** Task statement **
Can you give the part of the listing that opens with the line containing "bar-female-federal-government — [130, 425, 142, 455]" and closes with the line containing "y-tick-mark — [125, 508, 129, 510]", both included, as a numbered list with any blank lines dropped?

----

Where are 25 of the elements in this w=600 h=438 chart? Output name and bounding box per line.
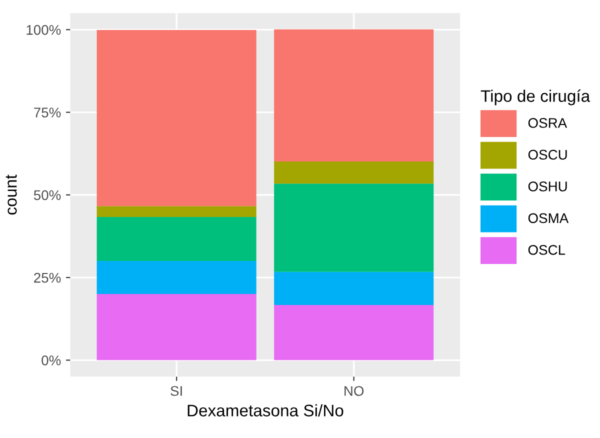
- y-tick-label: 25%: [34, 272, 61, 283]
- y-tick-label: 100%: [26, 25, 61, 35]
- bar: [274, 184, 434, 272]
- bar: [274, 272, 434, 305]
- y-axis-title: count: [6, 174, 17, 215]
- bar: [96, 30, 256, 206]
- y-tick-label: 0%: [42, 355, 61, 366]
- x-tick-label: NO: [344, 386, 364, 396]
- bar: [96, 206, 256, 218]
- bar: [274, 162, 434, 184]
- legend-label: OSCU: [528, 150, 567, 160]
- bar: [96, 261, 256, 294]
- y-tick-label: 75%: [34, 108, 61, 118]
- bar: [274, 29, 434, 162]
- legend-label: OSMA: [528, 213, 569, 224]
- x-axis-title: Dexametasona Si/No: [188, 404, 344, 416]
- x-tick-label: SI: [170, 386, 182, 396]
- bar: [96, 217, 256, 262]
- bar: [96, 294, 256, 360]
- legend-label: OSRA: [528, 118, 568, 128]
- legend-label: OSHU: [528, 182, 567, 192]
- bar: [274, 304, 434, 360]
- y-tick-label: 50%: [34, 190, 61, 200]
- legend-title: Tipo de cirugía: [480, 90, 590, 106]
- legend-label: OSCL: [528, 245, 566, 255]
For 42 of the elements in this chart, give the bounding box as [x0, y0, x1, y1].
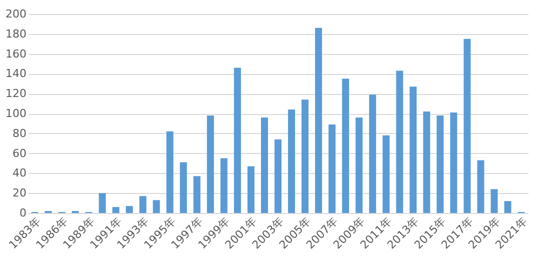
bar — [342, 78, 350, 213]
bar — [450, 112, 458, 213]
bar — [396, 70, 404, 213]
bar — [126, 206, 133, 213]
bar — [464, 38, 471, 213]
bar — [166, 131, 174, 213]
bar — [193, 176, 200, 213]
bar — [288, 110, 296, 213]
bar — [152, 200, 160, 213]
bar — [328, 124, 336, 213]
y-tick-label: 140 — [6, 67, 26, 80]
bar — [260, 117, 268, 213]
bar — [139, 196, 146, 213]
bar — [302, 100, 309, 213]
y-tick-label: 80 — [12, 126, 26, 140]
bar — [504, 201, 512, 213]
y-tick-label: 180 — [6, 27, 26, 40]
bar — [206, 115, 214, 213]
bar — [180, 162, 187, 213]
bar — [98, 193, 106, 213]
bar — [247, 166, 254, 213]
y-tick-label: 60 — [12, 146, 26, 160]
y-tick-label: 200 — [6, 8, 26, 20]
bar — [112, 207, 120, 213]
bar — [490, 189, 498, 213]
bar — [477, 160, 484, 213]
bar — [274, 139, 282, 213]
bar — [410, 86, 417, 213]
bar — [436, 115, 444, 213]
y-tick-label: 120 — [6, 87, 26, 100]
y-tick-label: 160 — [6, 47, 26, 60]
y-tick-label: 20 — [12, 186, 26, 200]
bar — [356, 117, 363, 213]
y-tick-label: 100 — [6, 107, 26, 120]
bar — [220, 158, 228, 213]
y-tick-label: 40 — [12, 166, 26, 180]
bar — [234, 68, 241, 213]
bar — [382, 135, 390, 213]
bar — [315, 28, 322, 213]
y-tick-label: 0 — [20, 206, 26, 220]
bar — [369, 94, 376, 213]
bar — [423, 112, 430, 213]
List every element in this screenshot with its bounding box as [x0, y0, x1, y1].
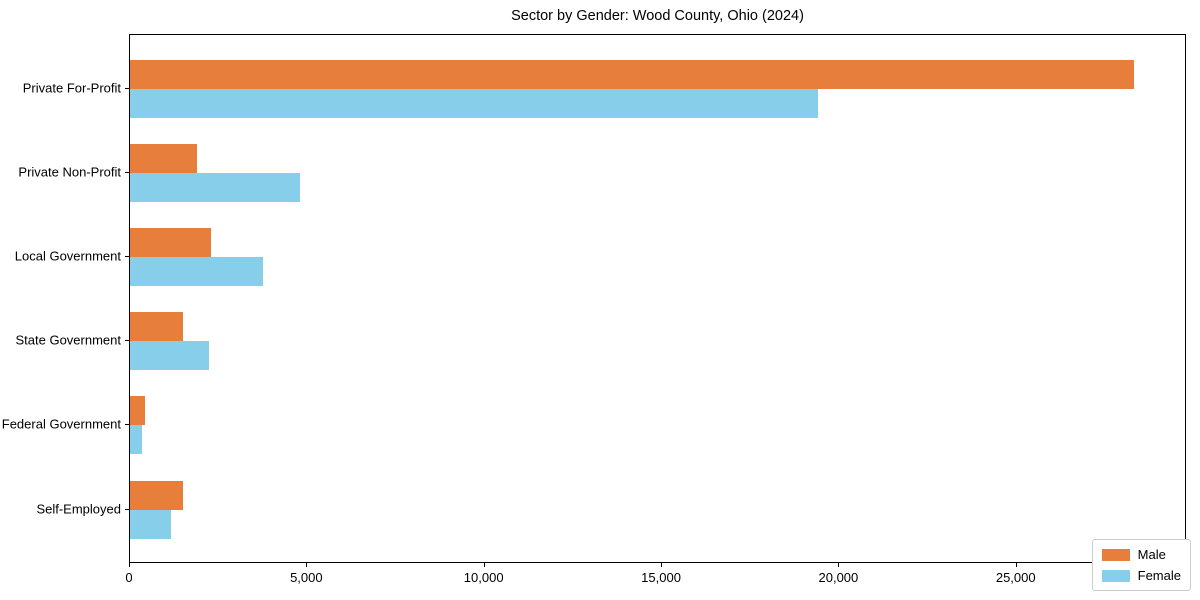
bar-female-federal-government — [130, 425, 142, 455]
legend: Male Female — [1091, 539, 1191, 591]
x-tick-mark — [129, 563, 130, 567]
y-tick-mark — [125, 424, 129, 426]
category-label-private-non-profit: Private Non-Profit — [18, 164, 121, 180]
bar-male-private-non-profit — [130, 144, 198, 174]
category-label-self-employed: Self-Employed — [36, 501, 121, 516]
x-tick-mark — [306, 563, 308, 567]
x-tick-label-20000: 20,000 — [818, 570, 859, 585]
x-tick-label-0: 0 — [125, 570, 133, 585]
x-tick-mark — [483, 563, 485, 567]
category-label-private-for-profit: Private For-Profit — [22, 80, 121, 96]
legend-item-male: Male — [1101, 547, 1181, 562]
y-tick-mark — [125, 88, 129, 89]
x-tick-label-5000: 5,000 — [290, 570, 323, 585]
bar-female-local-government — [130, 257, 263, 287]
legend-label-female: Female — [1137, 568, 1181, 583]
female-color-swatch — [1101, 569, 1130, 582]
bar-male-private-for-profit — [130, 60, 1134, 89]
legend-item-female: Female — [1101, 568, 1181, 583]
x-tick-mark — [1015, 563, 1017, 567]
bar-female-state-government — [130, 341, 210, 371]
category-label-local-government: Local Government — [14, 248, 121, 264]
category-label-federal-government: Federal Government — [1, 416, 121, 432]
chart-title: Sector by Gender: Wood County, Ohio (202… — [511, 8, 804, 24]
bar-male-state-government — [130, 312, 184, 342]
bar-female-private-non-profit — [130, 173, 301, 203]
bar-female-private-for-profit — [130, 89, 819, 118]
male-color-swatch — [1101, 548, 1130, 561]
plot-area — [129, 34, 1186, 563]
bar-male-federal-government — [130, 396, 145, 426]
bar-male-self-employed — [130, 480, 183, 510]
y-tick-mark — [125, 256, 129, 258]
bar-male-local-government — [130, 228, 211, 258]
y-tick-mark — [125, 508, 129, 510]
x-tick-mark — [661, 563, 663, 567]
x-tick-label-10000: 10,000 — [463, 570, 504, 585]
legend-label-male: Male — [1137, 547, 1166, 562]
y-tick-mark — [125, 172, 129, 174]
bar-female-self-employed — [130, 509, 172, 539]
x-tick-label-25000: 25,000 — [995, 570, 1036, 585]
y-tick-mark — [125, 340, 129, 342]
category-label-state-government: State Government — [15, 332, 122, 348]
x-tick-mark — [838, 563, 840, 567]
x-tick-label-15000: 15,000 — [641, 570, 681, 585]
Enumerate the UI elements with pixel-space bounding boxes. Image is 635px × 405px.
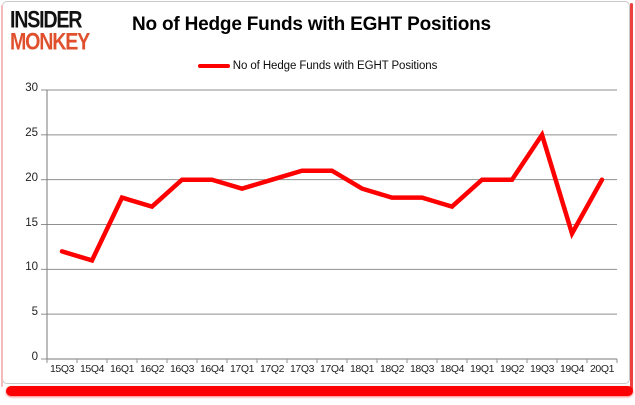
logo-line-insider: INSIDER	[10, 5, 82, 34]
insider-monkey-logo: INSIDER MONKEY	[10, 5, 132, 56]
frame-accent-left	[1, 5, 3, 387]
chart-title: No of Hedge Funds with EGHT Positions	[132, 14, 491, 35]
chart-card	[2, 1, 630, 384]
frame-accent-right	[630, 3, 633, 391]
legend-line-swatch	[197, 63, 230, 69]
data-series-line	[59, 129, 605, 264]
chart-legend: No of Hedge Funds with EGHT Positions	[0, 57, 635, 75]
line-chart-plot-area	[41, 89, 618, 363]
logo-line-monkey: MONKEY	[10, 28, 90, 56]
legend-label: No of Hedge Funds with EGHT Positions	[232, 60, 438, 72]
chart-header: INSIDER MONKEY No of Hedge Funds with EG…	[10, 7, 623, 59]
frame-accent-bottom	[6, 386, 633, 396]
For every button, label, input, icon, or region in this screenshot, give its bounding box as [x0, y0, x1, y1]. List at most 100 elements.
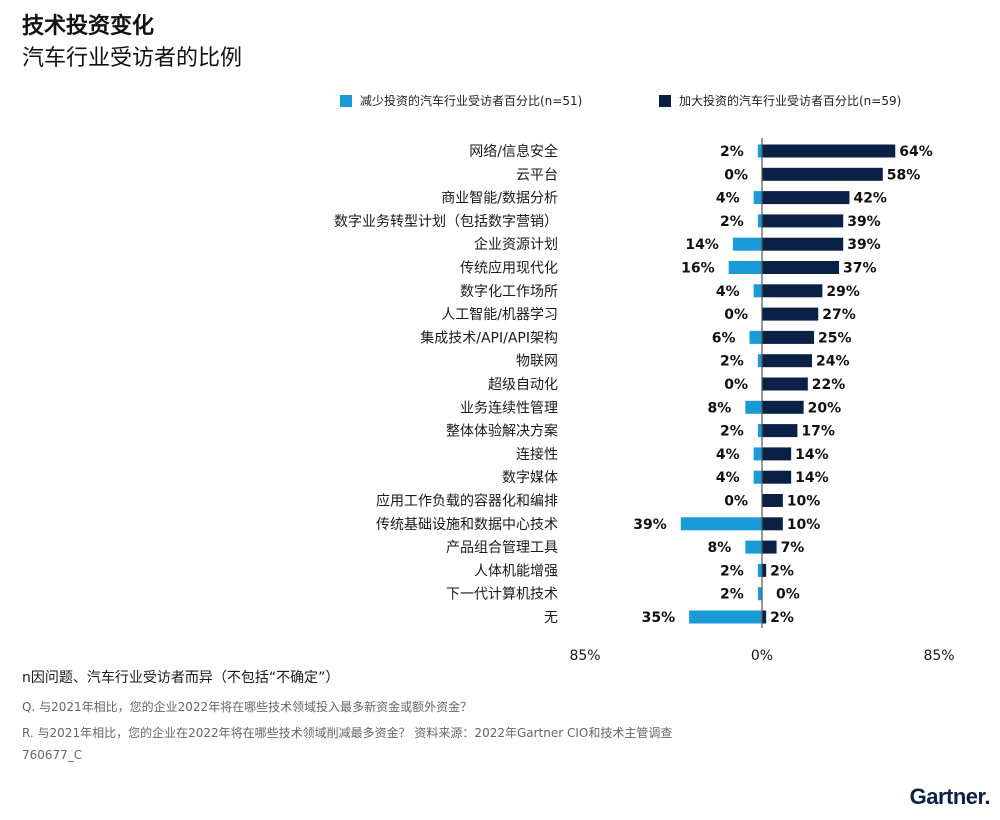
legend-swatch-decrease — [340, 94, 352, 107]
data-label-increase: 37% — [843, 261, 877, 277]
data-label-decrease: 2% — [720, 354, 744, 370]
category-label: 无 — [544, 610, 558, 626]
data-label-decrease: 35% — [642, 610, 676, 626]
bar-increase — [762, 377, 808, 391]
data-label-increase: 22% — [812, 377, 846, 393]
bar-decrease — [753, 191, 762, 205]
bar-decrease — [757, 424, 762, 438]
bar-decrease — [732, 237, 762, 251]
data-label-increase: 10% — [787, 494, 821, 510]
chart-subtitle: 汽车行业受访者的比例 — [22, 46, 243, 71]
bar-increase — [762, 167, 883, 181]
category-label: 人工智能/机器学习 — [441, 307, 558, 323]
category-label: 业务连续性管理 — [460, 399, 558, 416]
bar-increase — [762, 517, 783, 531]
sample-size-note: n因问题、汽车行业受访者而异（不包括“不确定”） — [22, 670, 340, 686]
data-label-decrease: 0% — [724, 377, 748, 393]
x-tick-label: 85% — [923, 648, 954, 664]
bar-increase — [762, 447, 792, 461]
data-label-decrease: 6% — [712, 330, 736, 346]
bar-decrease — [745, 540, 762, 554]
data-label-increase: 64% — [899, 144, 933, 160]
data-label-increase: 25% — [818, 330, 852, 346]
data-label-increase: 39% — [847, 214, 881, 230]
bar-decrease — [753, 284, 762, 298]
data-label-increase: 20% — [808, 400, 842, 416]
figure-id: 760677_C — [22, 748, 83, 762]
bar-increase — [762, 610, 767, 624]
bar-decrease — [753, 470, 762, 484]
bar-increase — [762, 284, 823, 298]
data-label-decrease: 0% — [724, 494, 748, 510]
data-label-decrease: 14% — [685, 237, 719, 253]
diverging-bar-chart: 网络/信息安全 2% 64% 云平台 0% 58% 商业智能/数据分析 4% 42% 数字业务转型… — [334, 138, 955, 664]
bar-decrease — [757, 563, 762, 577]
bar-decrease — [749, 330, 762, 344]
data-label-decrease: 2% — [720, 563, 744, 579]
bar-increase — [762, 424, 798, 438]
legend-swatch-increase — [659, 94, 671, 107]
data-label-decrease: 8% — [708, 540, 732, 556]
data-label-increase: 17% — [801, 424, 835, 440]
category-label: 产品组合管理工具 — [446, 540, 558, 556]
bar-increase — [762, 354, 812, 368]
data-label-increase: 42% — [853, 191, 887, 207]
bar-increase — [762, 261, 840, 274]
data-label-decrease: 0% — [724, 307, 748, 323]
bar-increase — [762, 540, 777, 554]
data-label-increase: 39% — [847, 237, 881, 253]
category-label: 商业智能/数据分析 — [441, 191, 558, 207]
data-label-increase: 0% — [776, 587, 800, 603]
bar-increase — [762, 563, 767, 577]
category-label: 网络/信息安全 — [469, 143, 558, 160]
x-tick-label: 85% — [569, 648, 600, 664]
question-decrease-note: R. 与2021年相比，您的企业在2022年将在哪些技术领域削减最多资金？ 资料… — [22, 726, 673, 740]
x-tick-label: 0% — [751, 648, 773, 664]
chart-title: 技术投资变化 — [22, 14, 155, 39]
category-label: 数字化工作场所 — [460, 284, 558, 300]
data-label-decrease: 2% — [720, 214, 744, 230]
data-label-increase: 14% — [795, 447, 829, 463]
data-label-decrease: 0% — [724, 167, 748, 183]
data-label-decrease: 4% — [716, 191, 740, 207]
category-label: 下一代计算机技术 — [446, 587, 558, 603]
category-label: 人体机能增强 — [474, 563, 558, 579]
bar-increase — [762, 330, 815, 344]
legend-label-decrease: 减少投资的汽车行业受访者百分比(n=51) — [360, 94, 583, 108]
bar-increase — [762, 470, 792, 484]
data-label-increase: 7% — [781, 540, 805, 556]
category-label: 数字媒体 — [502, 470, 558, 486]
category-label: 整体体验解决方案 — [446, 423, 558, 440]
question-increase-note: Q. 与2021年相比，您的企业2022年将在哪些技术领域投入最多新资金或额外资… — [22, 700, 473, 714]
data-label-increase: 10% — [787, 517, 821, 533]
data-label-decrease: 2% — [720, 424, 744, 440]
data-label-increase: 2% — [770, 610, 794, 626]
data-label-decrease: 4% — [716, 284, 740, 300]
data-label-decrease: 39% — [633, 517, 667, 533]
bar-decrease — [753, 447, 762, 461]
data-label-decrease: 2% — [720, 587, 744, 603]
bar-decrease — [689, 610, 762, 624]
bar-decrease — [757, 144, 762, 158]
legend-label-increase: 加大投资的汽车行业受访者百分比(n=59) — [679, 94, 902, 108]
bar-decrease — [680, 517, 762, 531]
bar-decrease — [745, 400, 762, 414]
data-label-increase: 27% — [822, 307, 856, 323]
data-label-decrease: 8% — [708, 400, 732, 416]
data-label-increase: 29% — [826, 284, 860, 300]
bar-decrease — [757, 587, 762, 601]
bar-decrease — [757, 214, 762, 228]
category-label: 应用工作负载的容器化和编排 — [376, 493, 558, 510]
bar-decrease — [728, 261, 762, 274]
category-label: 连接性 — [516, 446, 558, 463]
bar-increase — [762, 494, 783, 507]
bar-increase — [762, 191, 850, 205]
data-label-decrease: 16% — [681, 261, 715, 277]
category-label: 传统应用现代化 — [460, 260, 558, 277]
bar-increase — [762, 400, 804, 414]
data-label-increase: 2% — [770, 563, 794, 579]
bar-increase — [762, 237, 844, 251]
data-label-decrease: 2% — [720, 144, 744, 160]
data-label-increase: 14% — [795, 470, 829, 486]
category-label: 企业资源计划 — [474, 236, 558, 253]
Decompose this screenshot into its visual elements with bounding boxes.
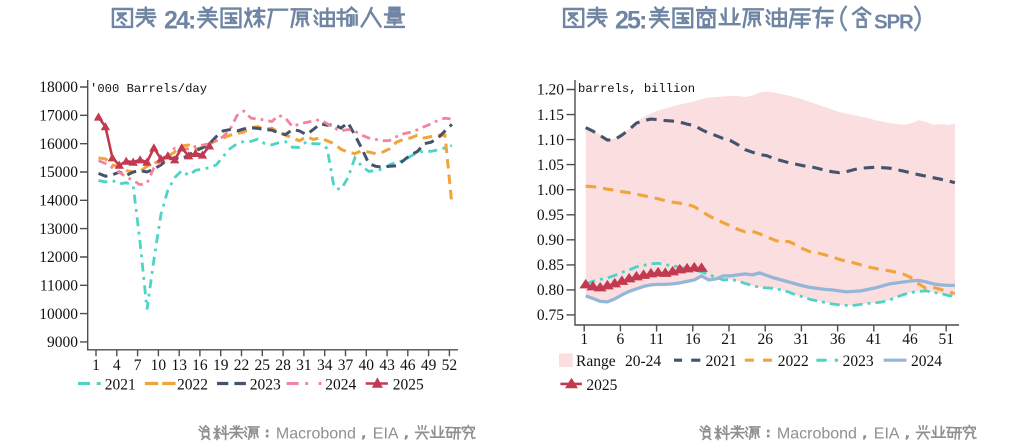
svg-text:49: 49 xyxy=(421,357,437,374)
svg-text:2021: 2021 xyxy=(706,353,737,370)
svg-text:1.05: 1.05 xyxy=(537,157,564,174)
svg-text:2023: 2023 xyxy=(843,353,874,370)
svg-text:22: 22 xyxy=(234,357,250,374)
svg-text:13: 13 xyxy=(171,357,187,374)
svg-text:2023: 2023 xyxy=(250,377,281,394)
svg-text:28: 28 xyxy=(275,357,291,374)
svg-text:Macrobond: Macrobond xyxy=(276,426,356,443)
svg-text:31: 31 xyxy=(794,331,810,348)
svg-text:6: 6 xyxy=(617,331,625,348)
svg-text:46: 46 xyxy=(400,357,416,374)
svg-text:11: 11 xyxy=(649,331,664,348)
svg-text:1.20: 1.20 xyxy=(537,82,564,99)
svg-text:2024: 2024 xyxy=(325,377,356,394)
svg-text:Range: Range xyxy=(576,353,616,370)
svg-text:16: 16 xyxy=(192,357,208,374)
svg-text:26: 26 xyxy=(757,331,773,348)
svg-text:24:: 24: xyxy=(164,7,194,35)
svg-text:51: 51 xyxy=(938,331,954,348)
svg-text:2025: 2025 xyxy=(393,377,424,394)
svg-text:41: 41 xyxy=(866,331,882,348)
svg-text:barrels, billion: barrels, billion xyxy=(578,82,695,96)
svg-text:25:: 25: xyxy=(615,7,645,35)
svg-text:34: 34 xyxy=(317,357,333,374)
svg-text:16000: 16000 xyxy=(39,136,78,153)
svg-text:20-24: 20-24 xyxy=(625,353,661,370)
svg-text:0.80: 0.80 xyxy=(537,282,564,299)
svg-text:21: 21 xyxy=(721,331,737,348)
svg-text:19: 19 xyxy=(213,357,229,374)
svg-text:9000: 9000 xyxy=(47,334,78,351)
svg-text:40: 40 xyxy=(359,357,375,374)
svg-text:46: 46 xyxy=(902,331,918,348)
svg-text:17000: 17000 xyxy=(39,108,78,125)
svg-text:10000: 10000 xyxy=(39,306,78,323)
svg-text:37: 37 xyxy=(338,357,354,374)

----

** Finished exercise **
1. bar-female-federal-government — [130, 425, 142, 455]
2. legend: Male Female — [1091, 539, 1191, 591]
3. x-tick-mark — [129, 563, 130, 567]
4. y-tick-mark — [125, 424, 129, 426]
5. category-label-private-non-profit: Private Non-Profit — [18, 164, 121, 180]
6. bar-male-private-non-profit — [130, 144, 198, 174]
7. category-label-self-employed: Self-Employed — [36, 501, 121, 516]
8. x-tick-mark — [306, 563, 308, 567]
9. x-tick-label-20000: 20,000 — [818, 570, 859, 585]
10. x-tick-label-0: 0 — [125, 570, 133, 585]
11. x-tick-mark — [483, 563, 485, 567]
12. category-label-private-for-profit: Private For-Profit — [22, 80, 121, 96]
13. legend-item-male: Male — [1101, 547, 1181, 562]
14. y-tick-mark — [125, 88, 129, 89]
15. x-tick-label-5000: 5,000 — [290, 570, 323, 585]
16. bar-female-local-government — [130, 257, 263, 287]
17. legend-label-female: Female — [1137, 568, 1181, 583]
18. female-color-swatch — [1101, 569, 1130, 582]
19. bar-male-private-for-profit — [130, 60, 1134, 89]
20. legend-item-female: Female — [1101, 568, 1181, 583]
21. x-tick-mark — [1015, 563, 1017, 567]
22. bar-female-state-government — [130, 341, 210, 371]
23. category-label-local-government: Local Government — [14, 248, 121, 264]
24. category-label-federal-government: Federal Government — [1, 416, 121, 432]
25. chart-title: Sector by Gender: Wood County, Ohio (202… — [511, 8, 804, 24]
26. bar-male-state-government — [130, 312, 184, 342]
27. bar-female-private-non-profit — [130, 173, 301, 203]
28. bar-female-private-for-profit — [130, 89, 819, 118]
29. male-color-swatch — [1101, 548, 1130, 561]
30. plot-area — [129, 34, 1186, 563]
31. bar-male-federal-government — [130, 396, 145, 426]
32. bar-male-self-employed — [130, 480, 183, 510]
33. y-tick-mark — [125, 256, 129, 258]
34. bar-male-local-government — [130, 228, 211, 258]
35. y-tick-mark — [125, 508, 129, 510]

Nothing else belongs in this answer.